What the task requires: Reproduce the listing below without any change.

Dataset extract:

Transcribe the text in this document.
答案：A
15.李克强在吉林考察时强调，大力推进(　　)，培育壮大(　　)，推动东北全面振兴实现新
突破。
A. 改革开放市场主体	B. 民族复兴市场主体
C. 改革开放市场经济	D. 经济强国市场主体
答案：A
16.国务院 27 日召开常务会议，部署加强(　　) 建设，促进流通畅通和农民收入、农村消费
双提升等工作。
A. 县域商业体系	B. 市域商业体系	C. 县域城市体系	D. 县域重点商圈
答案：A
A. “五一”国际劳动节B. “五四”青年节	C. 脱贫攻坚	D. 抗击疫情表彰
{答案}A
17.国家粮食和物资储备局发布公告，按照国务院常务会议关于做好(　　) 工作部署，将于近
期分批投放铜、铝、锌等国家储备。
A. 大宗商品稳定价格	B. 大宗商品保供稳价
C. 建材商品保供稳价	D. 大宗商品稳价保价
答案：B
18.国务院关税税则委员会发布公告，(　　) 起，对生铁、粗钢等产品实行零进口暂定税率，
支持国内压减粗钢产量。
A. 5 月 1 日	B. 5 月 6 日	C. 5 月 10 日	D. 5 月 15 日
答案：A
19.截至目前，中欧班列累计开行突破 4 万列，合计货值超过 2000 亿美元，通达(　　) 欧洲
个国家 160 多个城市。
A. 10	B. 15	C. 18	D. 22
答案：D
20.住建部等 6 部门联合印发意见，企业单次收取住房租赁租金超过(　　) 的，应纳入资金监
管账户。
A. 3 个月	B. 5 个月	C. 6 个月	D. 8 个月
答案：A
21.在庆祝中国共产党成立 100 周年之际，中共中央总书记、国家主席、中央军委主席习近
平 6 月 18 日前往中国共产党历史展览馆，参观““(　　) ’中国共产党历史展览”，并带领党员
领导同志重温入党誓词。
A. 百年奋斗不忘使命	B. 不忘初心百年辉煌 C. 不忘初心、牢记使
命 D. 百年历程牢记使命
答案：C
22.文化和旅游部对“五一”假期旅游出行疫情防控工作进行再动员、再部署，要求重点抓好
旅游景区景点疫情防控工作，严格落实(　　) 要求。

Exercise result:
Transcribe the text in this document.
答案：A
15.李克强在吉林考察时强调，大力推进(　　)，培育壮大(　　)，推动东北全面振兴实现新
突破。
A. 改革开放市场主体	B. 民族复兴市场主体
C. 改革开放市场经济	D. 经济强国市场主体
答案：A
16.国务院 27 日召开常务会议，部署加强(　　) 建设，促进流通畅通和农民收入、农村消费
双提升等工作。
A. 县域商业体系	B. 市域商业体系	C. 县域城市体系	D. 县域重点商圈
答案：A
A. “五一”国际劳动节B. “五四”青年节	C. 脱贫攻坚	D. 抗击疫情表彰
{答案}A
17.国家粮食和物资储备局发布公告，按照国务院常务会议关于做好(　　) 工作部署，将于近
期分批投放铜、铝、锌等国家储备。
A. 大宗商品稳定价格	B. 大宗商品保供稳价
C. 建材商品保供稳价	D. 大宗商品稳价保价
答案：B
18.国务院关税税则委员会发布公告，(　　) 起，对生铁、粗钢等产品实行零进口暂定税率，
支持国内压减粗钢产量。
A. 5 月 1 日	B. 5 月 6 日	C. 5 月 10 日	D. 5 月 15 日
答案：A
19.截至目前，中欧班列累计开行突破 4 万列，合计货值超过 2000 亿美元，通达(　　) 欧洲
个国家 160 多个城市。
A. 10	B. 15	C. 18	D. 22
答案：D
20.住建部等 6 部门联合印发意见，企业单次收取住房租赁租金超过(　　) 的，应纳入资金监
管账户。
A. 3 个月	B. 5 个月	C. 6 个月	D. 8 个月
答案：A
21.在庆祝中国共产党成立 100 周年之际，中共中央总书记、国家主席、中央军委主席习近
平 6 月 18 日前往中国共产党历史展览馆，参观““(　　) ’中国共产党历史展览”，并带领党员
领导同志重温入党誓词。
A. 百年奋斗不忘使命	B. 不忘初心百年辉煌 C. 不忘初心、牢记使
命 D. 百年历程牢记使命
答案：C
22.文化和旅游部对“五一”假期旅游出行疫情防控工作进行再动员、再部署，要求重点抓好
旅游景区景点疫情防控工作，严格落实(　　) 要求。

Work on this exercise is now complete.